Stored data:
-----

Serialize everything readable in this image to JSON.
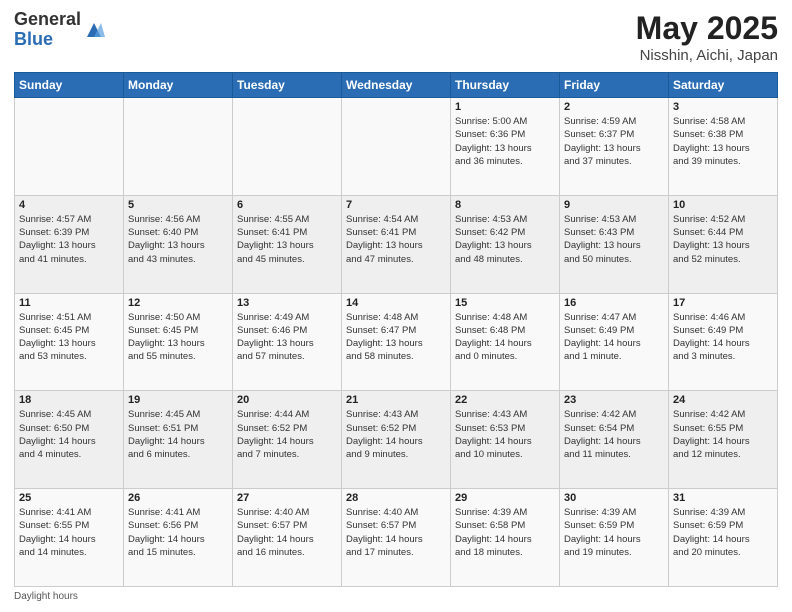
{
  "header": {
    "logo_general": "General",
    "logo_blue": "Blue",
    "title": "May 2025",
    "subtitle": "Nisshin, Aichi, Japan"
  },
  "weekdays": [
    "Sunday",
    "Monday",
    "Tuesday",
    "Wednesday",
    "Thursday",
    "Friday",
    "Saturday"
  ],
  "weeks": [
    [
      {
        "day": "",
        "info": ""
      },
      {
        "day": "",
        "info": ""
      },
      {
        "day": "",
        "info": ""
      },
      {
        "day": "",
        "info": ""
      },
      {
        "day": "1",
        "info": "Sunrise: 5:00 AM\nSunset: 6:36 PM\nDaylight: 13 hours\nand 36 minutes."
      },
      {
        "day": "2",
        "info": "Sunrise: 4:59 AM\nSunset: 6:37 PM\nDaylight: 13 hours\nand 37 minutes."
      },
      {
        "day": "3",
        "info": "Sunrise: 4:58 AM\nSunset: 6:38 PM\nDaylight: 13 hours\nand 39 minutes."
      }
    ],
    [
      {
        "day": "4",
        "info": "Sunrise: 4:57 AM\nSunset: 6:39 PM\nDaylight: 13 hours\nand 41 minutes."
      },
      {
        "day": "5",
        "info": "Sunrise: 4:56 AM\nSunset: 6:40 PM\nDaylight: 13 hours\nand 43 minutes."
      },
      {
        "day": "6",
        "info": "Sunrise: 4:55 AM\nSunset: 6:41 PM\nDaylight: 13 hours\nand 45 minutes."
      },
      {
        "day": "7",
        "info": "Sunrise: 4:54 AM\nSunset: 6:41 PM\nDaylight: 13 hours\nand 47 minutes."
      },
      {
        "day": "8",
        "info": "Sunrise: 4:53 AM\nSunset: 6:42 PM\nDaylight: 13 hours\nand 48 minutes."
      },
      {
        "day": "9",
        "info": "Sunrise: 4:53 AM\nSunset: 6:43 PM\nDaylight: 13 hours\nand 50 minutes."
      },
      {
        "day": "10",
        "info": "Sunrise: 4:52 AM\nSunset: 6:44 PM\nDaylight: 13 hours\nand 52 minutes."
      }
    ],
    [
      {
        "day": "11",
        "info": "Sunrise: 4:51 AM\nSunset: 6:45 PM\nDaylight: 13 hours\nand 53 minutes."
      },
      {
        "day": "12",
        "info": "Sunrise: 4:50 AM\nSunset: 6:45 PM\nDaylight: 13 hours\nand 55 minutes."
      },
      {
        "day": "13",
        "info": "Sunrise: 4:49 AM\nSunset: 6:46 PM\nDaylight: 13 hours\nand 57 minutes."
      },
      {
        "day": "14",
        "info": "Sunrise: 4:48 AM\nSunset: 6:47 PM\nDaylight: 13 hours\nand 58 minutes."
      },
      {
        "day": "15",
        "info": "Sunrise: 4:48 AM\nSunset: 6:48 PM\nDaylight: 14 hours\nand 0 minutes."
      },
      {
        "day": "16",
        "info": "Sunrise: 4:47 AM\nSunset: 6:49 PM\nDaylight: 14 hours\nand 1 minute."
      },
      {
        "day": "17",
        "info": "Sunrise: 4:46 AM\nSunset: 6:49 PM\nDaylight: 14 hours\nand 3 minutes."
      }
    ],
    [
      {
        "day": "18",
        "info": "Sunrise: 4:45 AM\nSunset: 6:50 PM\nDaylight: 14 hours\nand 4 minutes."
      },
      {
        "day": "19",
        "info": "Sunrise: 4:45 AM\nSunset: 6:51 PM\nDaylight: 14 hours\nand 6 minutes."
      },
      {
        "day": "20",
        "info": "Sunrise: 4:44 AM\nSunset: 6:52 PM\nDaylight: 14 hours\nand 7 minutes."
      },
      {
        "day": "21",
        "info": "Sunrise: 4:43 AM\nSunset: 6:52 PM\nDaylight: 14 hours\nand 9 minutes."
      },
      {
        "day": "22",
        "info": "Sunrise: 4:43 AM\nSunset: 6:53 PM\nDaylight: 14 hours\nand 10 minutes."
      },
      {
        "day": "23",
        "info": "Sunrise: 4:42 AM\nSunset: 6:54 PM\nDaylight: 14 hours\nand 11 minutes."
      },
      {
        "day": "24",
        "info": "Sunrise: 4:42 AM\nSunset: 6:55 PM\nDaylight: 14 hours\nand 12 minutes."
      }
    ],
    [
      {
        "day": "25",
        "info": "Sunrise: 4:41 AM\nSunset: 6:55 PM\nDaylight: 14 hours\nand 14 minutes."
      },
      {
        "day": "26",
        "info": "Sunrise: 4:41 AM\nSunset: 6:56 PM\nDaylight: 14 hours\nand 15 minutes."
      },
      {
        "day": "27",
        "info": "Sunrise: 4:40 AM\nSunset: 6:57 PM\nDaylight: 14 hours\nand 16 minutes."
      },
      {
        "day": "28",
        "info": "Sunrise: 4:40 AM\nSunset: 6:57 PM\nDaylight: 14 hours\nand 17 minutes."
      },
      {
        "day": "29",
        "info": "Sunrise: 4:39 AM\nSunset: 6:58 PM\nDaylight: 14 hours\nand 18 minutes."
      },
      {
        "day": "30",
        "info": "Sunrise: 4:39 AM\nSunset: 6:59 PM\nDaylight: 14 hours\nand 19 minutes."
      },
      {
        "day": "31",
        "info": "Sunrise: 4:39 AM\nSunset: 6:59 PM\nDaylight: 14 hours\nand 20 minutes."
      }
    ]
  ],
  "footer": {
    "daylight_label": "Daylight hours"
  }
}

-----

EXERCISE GOAL =>
Every line above should be returned word for word, with the pictures left behind.

EXERCISE RESPONSE =>
Serialize everything readable in this image to JSON.
{
  "header": {
    "logo_general": "General",
    "logo_blue": "Blue",
    "title": "May 2025",
    "subtitle": "Nisshin, Aichi, Japan"
  },
  "weekdays": [
    "Sunday",
    "Monday",
    "Tuesday",
    "Wednesday",
    "Thursday",
    "Friday",
    "Saturday"
  ],
  "weeks": [
    [
      {
        "day": "",
        "info": ""
      },
      {
        "day": "",
        "info": ""
      },
      {
        "day": "",
        "info": ""
      },
      {
        "day": "",
        "info": ""
      },
      {
        "day": "1",
        "info": "Sunrise: 5:00 AM\nSunset: 6:36 PM\nDaylight: 13 hours\nand 36 minutes."
      },
      {
        "day": "2",
        "info": "Sunrise: 4:59 AM\nSunset: 6:37 PM\nDaylight: 13 hours\nand 37 minutes."
      },
      {
        "day": "3",
        "info": "Sunrise: 4:58 AM\nSunset: 6:38 PM\nDaylight: 13 hours\nand 39 minutes."
      }
    ],
    [
      {
        "day": "4",
        "info": "Sunrise: 4:57 AM\nSunset: 6:39 PM\nDaylight: 13 hours\nand 41 minutes."
      },
      {
        "day": "5",
        "info": "Sunrise: 4:56 AM\nSunset: 6:40 PM\nDaylight: 13 hours\nand 43 minutes."
      },
      {
        "day": "6",
        "info": "Sunrise: 4:55 AM\nSunset: 6:41 PM\nDaylight: 13 hours\nand 45 minutes."
      },
      {
        "day": "7",
        "info": "Sunrise: 4:54 AM\nSunset: 6:41 PM\nDaylight: 13 hours\nand 47 minutes."
      },
      {
        "day": "8",
        "info": "Sunrise: 4:53 AM\nSunset: 6:42 PM\nDaylight: 13 hours\nand 48 minutes."
      },
      {
        "day": "9",
        "info": "Sunrise: 4:53 AM\nSunset: 6:43 PM\nDaylight: 13 hours\nand 50 minutes."
      },
      {
        "day": "10",
        "info": "Sunrise: 4:52 AM\nSunset: 6:44 PM\nDaylight: 13 hours\nand 52 minutes."
      }
    ],
    [
      {
        "day": "11",
        "info": "Sunrise: 4:51 AM\nSunset: 6:45 PM\nDaylight: 13 hours\nand 53 minutes."
      },
      {
        "day": "12",
        "info": "Sunrise: 4:50 AM\nSunset: 6:45 PM\nDaylight: 13 hours\nand 55 minutes."
      },
      {
        "day": "13",
        "info": "Sunrise: 4:49 AM\nSunset: 6:46 PM\nDaylight: 13 hours\nand 57 minutes."
      },
      {
        "day": "14",
        "info": "Sunrise: 4:48 AM\nSunset: 6:47 PM\nDaylight: 13 hours\nand 58 minutes."
      },
      {
        "day": "15",
        "info": "Sunrise: 4:48 AM\nSunset: 6:48 PM\nDaylight: 14 hours\nand 0 minutes."
      },
      {
        "day": "16",
        "info": "Sunrise: 4:47 AM\nSunset: 6:49 PM\nDaylight: 14 hours\nand 1 minute."
      },
      {
        "day": "17",
        "info": "Sunrise: 4:46 AM\nSunset: 6:49 PM\nDaylight: 14 hours\nand 3 minutes."
      }
    ],
    [
      {
        "day": "18",
        "info": "Sunrise: 4:45 AM\nSunset: 6:50 PM\nDaylight: 14 hours\nand 4 minutes."
      },
      {
        "day": "19",
        "info": "Sunrise: 4:45 AM\nSunset: 6:51 PM\nDaylight: 14 hours\nand 6 minutes."
      },
      {
        "day": "20",
        "info": "Sunrise: 4:44 AM\nSunset: 6:52 PM\nDaylight: 14 hours\nand 7 minutes."
      },
      {
        "day": "21",
        "info": "Sunrise: 4:43 AM\nSunset: 6:52 PM\nDaylight: 14 hours\nand 9 minutes."
      },
      {
        "day": "22",
        "info": "Sunrise: 4:43 AM\nSunset: 6:53 PM\nDaylight: 14 hours\nand 10 minutes."
      },
      {
        "day": "23",
        "info": "Sunrise: 4:42 AM\nSunset: 6:54 PM\nDaylight: 14 hours\nand 11 minutes."
      },
      {
        "day": "24",
        "info": "Sunrise: 4:42 AM\nSunset: 6:55 PM\nDaylight: 14 hours\nand 12 minutes."
      }
    ],
    [
      {
        "day": "25",
        "info": "Sunrise: 4:41 AM\nSunset: 6:55 PM\nDaylight: 14 hours\nand 14 minutes."
      },
      {
        "day": "26",
        "info": "Sunrise: 4:41 AM\nSunset: 6:56 PM\nDaylight: 14 hours\nand 15 minutes."
      },
      {
        "day": "27",
        "info": "Sunrise: 4:40 AM\nSunset: 6:57 PM\nDaylight: 14 hours\nand 16 minutes."
      },
      {
        "day": "28",
        "info": "Sunrise: 4:40 AM\nSunset: 6:57 PM\nDaylight: 14 hours\nand 17 minutes."
      },
      {
        "day": "29",
        "info": "Sunrise: 4:39 AM\nSunset: 6:58 PM\nDaylight: 14 hours\nand 18 minutes."
      },
      {
        "day": "30",
        "info": "Sunrise: 4:39 AM\nSunset: 6:59 PM\nDaylight: 14 hours\nand 19 minutes."
      },
      {
        "day": "31",
        "info": "Sunrise: 4:39 AM\nSunset: 6:59 PM\nDaylight: 14 hours\nand 20 minutes."
      }
    ]
  ],
  "footer": {
    "daylight_label": "Daylight hours"
  }
}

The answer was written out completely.